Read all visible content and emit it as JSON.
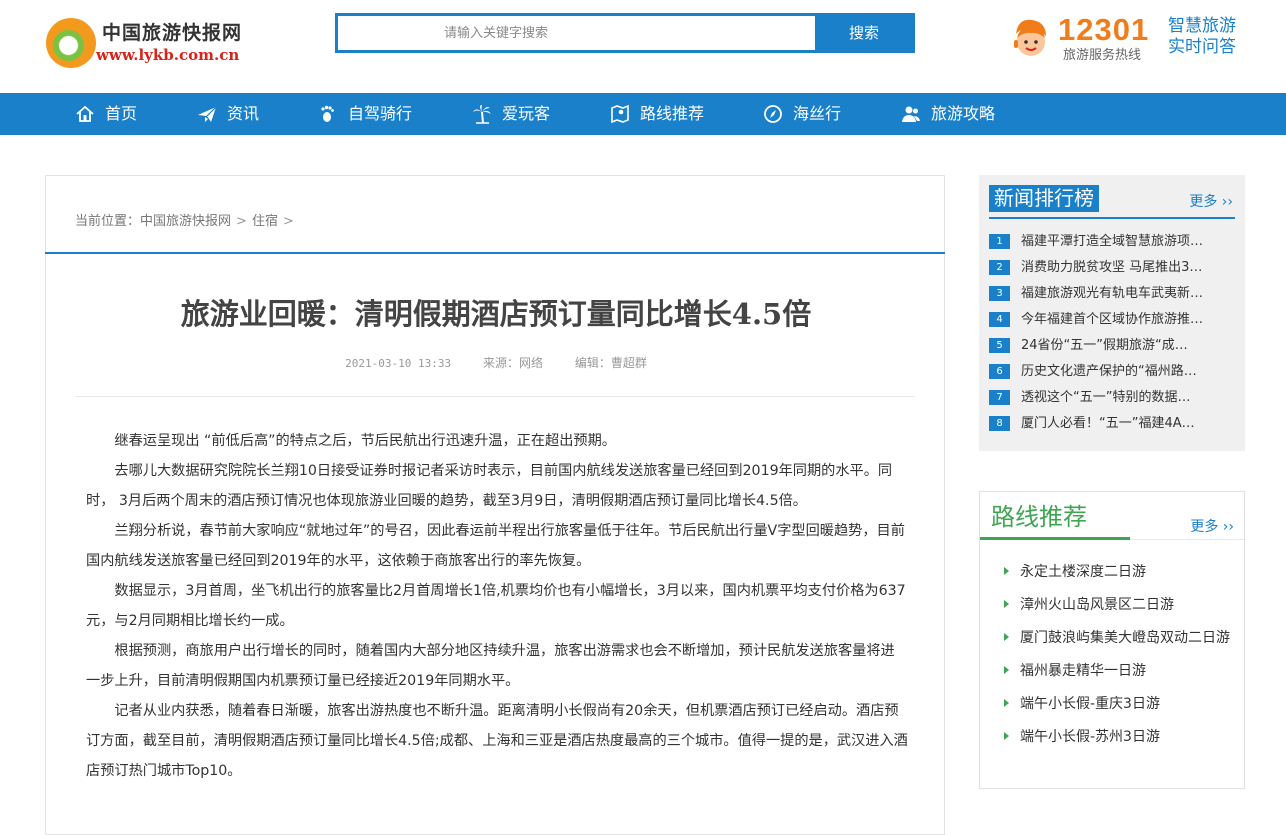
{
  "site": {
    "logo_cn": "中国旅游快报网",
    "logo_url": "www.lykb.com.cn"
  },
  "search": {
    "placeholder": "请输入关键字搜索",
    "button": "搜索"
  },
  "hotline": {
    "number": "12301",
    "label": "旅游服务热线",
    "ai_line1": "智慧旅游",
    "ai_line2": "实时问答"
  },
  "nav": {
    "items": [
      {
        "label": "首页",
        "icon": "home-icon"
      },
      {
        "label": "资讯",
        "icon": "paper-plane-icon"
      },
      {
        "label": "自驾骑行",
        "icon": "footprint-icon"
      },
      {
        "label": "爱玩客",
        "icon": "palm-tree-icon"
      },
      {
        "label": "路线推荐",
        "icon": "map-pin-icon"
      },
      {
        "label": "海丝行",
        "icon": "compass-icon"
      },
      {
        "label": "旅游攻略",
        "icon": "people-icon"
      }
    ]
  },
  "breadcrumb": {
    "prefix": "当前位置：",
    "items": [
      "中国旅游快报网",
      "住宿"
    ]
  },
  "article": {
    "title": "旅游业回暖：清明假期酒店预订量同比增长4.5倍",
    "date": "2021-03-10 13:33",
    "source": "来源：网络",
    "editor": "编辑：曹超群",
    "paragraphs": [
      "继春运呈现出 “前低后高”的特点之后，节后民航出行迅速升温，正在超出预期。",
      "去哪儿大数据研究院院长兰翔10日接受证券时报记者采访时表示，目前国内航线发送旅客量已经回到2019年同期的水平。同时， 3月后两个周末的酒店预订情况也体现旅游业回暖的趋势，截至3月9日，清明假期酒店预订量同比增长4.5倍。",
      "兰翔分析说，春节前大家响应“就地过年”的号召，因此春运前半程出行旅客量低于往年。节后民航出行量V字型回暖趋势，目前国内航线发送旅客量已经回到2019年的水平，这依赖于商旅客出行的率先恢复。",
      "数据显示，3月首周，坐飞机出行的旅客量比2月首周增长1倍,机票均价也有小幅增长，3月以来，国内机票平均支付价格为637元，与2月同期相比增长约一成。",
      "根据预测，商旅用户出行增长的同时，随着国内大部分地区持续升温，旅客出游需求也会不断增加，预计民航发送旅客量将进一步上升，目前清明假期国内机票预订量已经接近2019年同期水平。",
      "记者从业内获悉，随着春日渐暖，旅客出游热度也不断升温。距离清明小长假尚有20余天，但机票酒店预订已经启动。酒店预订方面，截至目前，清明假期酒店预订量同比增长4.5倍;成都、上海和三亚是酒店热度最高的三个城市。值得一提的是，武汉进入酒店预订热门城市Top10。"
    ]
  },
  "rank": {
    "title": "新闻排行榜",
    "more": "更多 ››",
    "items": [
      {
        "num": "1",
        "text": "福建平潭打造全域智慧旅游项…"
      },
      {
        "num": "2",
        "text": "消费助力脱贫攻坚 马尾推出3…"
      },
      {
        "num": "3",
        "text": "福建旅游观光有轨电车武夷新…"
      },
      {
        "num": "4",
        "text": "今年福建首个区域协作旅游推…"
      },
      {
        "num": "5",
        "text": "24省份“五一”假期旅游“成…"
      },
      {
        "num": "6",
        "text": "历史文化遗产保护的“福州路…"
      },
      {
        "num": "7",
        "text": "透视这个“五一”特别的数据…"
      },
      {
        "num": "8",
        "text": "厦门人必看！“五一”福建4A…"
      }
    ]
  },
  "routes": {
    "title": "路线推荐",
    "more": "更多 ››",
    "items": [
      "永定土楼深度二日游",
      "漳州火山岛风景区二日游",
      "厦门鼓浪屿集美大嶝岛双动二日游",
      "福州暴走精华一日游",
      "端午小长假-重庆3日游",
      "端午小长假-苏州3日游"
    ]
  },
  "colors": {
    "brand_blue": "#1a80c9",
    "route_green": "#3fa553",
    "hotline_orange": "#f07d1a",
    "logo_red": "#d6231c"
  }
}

* * *

- [TASK DIRECTIONS]:
Write out the listing word for word, omitting the pictures it holds.

- [OUTPUT]:
Read all visible content and emit it as JSON.
{
  "site": {
    "logo_cn": "中国旅游快报网",
    "logo_url": "www.lykb.com.cn"
  },
  "search": {
    "placeholder": "请输入关键字搜索",
    "button": "搜索"
  },
  "hotline": {
    "number": "12301",
    "label": "旅游服务热线",
    "ai_line1": "智慧旅游",
    "ai_line2": "实时问答"
  },
  "nav": {
    "items": [
      {
        "label": "首页",
        "icon": "home-icon"
      },
      {
        "label": "资讯",
        "icon": "paper-plane-icon"
      },
      {
        "label": "自驾骑行",
        "icon": "footprint-icon"
      },
      {
        "label": "爱玩客",
        "icon": "palm-tree-icon"
      },
      {
        "label": "路线推荐",
        "icon": "map-pin-icon"
      },
      {
        "label": "海丝行",
        "icon": "compass-icon"
      },
      {
        "label": "旅游攻略",
        "icon": "people-icon"
      }
    ]
  },
  "breadcrumb": {
    "prefix": "当前位置：",
    "items": [
      "中国旅游快报网",
      "住宿"
    ]
  },
  "article": {
    "title": "旅游业回暖：清明假期酒店预订量同比增长4.5倍",
    "date": "2021-03-10 13:33",
    "source": "来源：网络",
    "editor": "编辑：曹超群",
    "paragraphs": [
      "继春运呈现出 “前低后高”的特点之后，节后民航出行迅速升温，正在超出预期。",
      "去哪儿大数据研究院院长兰翔10日接受证券时报记者采访时表示，目前国内航线发送旅客量已经回到2019年同期的水平。同时， 3月后两个周末的酒店预订情况也体现旅游业回暖的趋势，截至3月9日，清明假期酒店预订量同比增长4.5倍。",
      "兰翔分析说，春节前大家响应“就地过年”的号召，因此春运前半程出行旅客量低于往年。节后民航出行量V字型回暖趋势，目前国内航线发送旅客量已经回到2019年的水平，这依赖于商旅客出行的率先恢复。",
      "数据显示，3月首周，坐飞机出行的旅客量比2月首周增长1倍,机票均价也有小幅增长，3月以来，国内机票平均支付价格为637元，与2月同期相比增长约一成。",
      "根据预测，商旅用户出行增长的同时，随着国内大部分地区持续升温，旅客出游需求也会不断增加，预计民航发送旅客量将进一步上升，目前清明假期国内机票预订量已经接近2019年同期水平。",
      "记者从业内获悉，随着春日渐暖，旅客出游热度也不断升温。距离清明小长假尚有20余天，但机票酒店预订已经启动。酒店预订方面，截至目前，清明假期酒店预订量同比增长4.5倍;成都、上海和三亚是酒店热度最高的三个城市。值得一提的是，武汉进入酒店预订热门城市Top10。"
    ]
  },
  "rank": {
    "title": "新闻排行榜",
    "more": "更多 ››",
    "items": [
      {
        "num": "1",
        "text": "福建平潭打造全域智慧旅游项…"
      },
      {
        "num": "2",
        "text": "消费助力脱贫攻坚 马尾推出3…"
      },
      {
        "num": "3",
        "text": "福建旅游观光有轨电车武夷新…"
      },
      {
        "num": "4",
        "text": "今年福建首个区域协作旅游推…"
      },
      {
        "num": "5",
        "text": "24省份“五一”假期旅游“成…"
      },
      {
        "num": "6",
        "text": "历史文化遗产保护的“福州路…"
      },
      {
        "num": "7",
        "text": "透视这个“五一”特别的数据…"
      },
      {
        "num": "8",
        "text": "厦门人必看！“五一”福建4A…"
      }
    ]
  },
  "routes": {
    "title": "路线推荐",
    "more": "更多 ››",
    "items": [
      "永定土楼深度二日游",
      "漳州火山岛风景区二日游",
      "厦门鼓浪屿集美大嶝岛双动二日游",
      "福州暴走精华一日游",
      "端午小长假-重庆3日游",
      "端午小长假-苏州3日游"
    ]
  },
  "colors": {
    "brand_blue": "#1a80c9",
    "route_green": "#3fa553",
    "hotline_orange": "#f07d1a",
    "logo_red": "#d6231c"
  }
}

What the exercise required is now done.